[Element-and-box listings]
....................
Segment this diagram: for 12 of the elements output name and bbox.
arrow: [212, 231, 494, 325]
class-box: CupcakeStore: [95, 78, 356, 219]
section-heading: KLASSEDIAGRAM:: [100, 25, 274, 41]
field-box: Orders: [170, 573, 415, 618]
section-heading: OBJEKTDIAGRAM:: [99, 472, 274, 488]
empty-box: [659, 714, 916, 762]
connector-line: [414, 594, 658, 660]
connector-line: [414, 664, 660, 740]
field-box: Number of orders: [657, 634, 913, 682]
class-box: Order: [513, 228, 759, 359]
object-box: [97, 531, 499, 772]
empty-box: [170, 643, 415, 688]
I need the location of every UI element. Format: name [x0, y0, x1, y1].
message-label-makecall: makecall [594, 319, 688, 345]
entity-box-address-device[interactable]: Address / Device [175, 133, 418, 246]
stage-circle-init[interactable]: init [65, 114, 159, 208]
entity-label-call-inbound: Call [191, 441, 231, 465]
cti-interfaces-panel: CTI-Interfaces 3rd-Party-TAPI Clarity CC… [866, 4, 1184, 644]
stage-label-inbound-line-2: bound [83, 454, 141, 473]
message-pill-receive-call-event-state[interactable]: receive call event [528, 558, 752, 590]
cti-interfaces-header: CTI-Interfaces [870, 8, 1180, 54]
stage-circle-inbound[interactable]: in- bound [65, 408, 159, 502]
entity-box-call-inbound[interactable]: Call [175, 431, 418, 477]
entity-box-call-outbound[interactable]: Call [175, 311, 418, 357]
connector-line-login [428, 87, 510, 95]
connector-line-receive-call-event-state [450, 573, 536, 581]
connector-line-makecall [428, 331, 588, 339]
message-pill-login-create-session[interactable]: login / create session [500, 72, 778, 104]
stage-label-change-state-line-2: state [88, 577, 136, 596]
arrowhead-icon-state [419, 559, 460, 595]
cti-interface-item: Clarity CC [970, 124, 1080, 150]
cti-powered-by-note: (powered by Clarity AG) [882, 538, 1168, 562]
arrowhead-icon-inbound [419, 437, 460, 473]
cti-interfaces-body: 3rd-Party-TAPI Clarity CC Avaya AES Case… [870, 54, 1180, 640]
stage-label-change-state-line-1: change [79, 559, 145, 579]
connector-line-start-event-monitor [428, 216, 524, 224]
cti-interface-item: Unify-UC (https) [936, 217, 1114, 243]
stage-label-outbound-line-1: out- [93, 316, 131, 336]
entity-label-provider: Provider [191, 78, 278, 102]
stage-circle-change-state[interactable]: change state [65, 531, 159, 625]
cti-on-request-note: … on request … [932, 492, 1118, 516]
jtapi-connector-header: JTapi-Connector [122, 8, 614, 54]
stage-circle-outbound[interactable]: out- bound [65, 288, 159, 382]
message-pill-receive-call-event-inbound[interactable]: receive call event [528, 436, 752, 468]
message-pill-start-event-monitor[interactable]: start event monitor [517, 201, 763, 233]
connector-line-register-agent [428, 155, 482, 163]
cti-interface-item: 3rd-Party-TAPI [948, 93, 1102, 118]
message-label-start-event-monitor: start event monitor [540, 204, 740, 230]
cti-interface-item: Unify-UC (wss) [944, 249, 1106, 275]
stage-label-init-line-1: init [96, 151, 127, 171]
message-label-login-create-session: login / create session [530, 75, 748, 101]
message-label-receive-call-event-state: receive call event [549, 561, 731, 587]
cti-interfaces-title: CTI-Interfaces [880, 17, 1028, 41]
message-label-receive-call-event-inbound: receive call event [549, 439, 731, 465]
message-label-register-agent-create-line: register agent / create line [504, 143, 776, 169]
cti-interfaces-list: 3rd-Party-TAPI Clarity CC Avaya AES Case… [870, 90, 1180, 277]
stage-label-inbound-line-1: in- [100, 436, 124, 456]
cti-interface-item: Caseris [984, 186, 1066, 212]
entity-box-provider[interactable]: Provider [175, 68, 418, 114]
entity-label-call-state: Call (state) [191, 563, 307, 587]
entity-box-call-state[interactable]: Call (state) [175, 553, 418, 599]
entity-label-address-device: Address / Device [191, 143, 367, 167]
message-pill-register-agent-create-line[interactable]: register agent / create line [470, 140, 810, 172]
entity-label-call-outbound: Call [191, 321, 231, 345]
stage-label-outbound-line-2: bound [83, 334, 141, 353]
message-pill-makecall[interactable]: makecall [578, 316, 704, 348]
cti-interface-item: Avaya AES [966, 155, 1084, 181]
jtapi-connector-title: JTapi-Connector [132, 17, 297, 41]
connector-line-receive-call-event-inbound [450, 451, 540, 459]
....................
What is expected: Reproduce all the items with every instance of "connector-line" swapped for "link-line", leaving everything else as it is.

Expected answer:
Segment this diagram: for 12 of the elements output name and bbox.
arrow: [212, 231, 494, 325]
class-box: CupcakeStore: [95, 78, 356, 219]
section-heading: KLASSEDIAGRAM:: [100, 25, 274, 41]
field-box: Orders: [170, 573, 415, 618]
section-heading: OBJEKTDIAGRAM:: [99, 472, 274, 488]
empty-box: [659, 714, 916, 762]
link-line: [414, 594, 658, 660]
link-line: [414, 664, 660, 740]
field-box: Number of orders: [657, 634, 913, 682]
class-box: Order: [513, 228, 759, 359]
object-box: [97, 531, 499, 772]
empty-box: [170, 643, 415, 688]
I need the location of every UI element. Format: name [x0, y0, x1, y1].
message-label-makecall: makecall [594, 319, 688, 345]
entity-box-address-device[interactable]: Address / Device [175, 133, 418, 246]
stage-circle-init[interactable]: init [65, 114, 159, 208]
entity-label-call-inbound: Call [191, 441, 231, 465]
cti-interfaces-panel: CTI-Interfaces 3rd-Party-TAPI Clarity CC… [866, 4, 1184, 644]
stage-label-inbound-line-2: bound [83, 454, 141, 473]
message-pill-receive-call-event-state[interactable]: receive call event [528, 558, 752, 590]
cti-interfaces-header: CTI-Interfaces [870, 8, 1180, 54]
stage-circle-inbound[interactable]: in- bound [65, 408, 159, 502]
entity-box-call-inbound[interactable]: Call [175, 431, 418, 477]
entity-box-call-outbound[interactable]: Call [175, 311, 418, 357]
link-line-login [428, 87, 510, 95]
link-line-receive-call-event-state [450, 573, 536, 581]
link-line-makecall [428, 331, 588, 339]
message-pill-login-create-session[interactable]: login / create session [500, 72, 778, 104]
stage-label-change-state-line-2: state [88, 577, 136, 596]
arrowhead-icon-state [419, 559, 460, 595]
cti-interface-item: Clarity CC [970, 124, 1080, 150]
cti-powered-by-note: (powered by Clarity AG) [882, 538, 1168, 562]
arrowhead-icon-inbound [419, 437, 460, 473]
cti-interfaces-body: 3rd-Party-TAPI Clarity CC Avaya AES Case… [870, 54, 1180, 640]
stage-label-change-state-line-1: change [79, 559, 145, 579]
link-line-start-event-monitor [428, 216, 524, 224]
cti-interface-item: Unify-UC (https) [936, 217, 1114, 243]
stage-label-outbound-line-1: out- [93, 316, 131, 336]
entity-label-provider: Provider [191, 78, 278, 102]
stage-circle-change-state[interactable]: change state [65, 531, 159, 625]
cti-on-request-note: … on request … [932, 492, 1118, 516]
jtapi-connector-header: JTapi-Connector [122, 8, 614, 54]
stage-circle-outbound[interactable]: out- bound [65, 288, 159, 382]
message-pill-receive-call-event-inbound[interactable]: receive call event [528, 436, 752, 468]
message-pill-start-event-monitor[interactable]: start event monitor [517, 201, 763, 233]
link-line-register-agent [428, 155, 482, 163]
cti-interface-item: 3rd-Party-TAPI [948, 93, 1102, 118]
message-label-start-event-monitor: start event monitor [540, 204, 740, 230]
cti-interface-item: Unify-UC (wss) [944, 249, 1106, 275]
stage-label-init-line-1: init [96, 151, 127, 171]
message-label-login-create-session: login / create session [530, 75, 748, 101]
message-label-receive-call-event-state: receive call event [549, 561, 731, 587]
cti-interfaces-title: CTI-Interfaces [880, 17, 1028, 41]
message-label-receive-call-event-inbound: receive call event [549, 439, 731, 465]
message-label-register-agent-create-line: register agent / create line [504, 143, 776, 169]
cti-interfaces-list: 3rd-Party-TAPI Clarity CC Avaya AES Case… [870, 90, 1180, 277]
stage-label-inbound-line-1: in- [100, 436, 124, 456]
cti-interface-item: Caseris [984, 186, 1066, 212]
entity-box-provider[interactable]: Provider [175, 68, 418, 114]
entity-label-call-state: Call (state) [191, 563, 307, 587]
entity-box-call-state[interactable]: Call (state) [175, 553, 418, 599]
entity-label-address-device: Address / Device [191, 143, 367, 167]
message-pill-register-agent-create-line[interactable]: register agent / create line [470, 140, 810, 172]
entity-label-call-outbound: Call [191, 321, 231, 345]
stage-label-outbound-line-2: bound [83, 334, 141, 353]
message-pill-makecall[interactable]: makecall [578, 316, 704, 348]
cti-interface-item: Avaya AES [966, 155, 1084, 181]
jtapi-connector-title: JTapi-Connector [132, 17, 297, 41]
link-line-receive-call-event-inbound [450, 451, 540, 459]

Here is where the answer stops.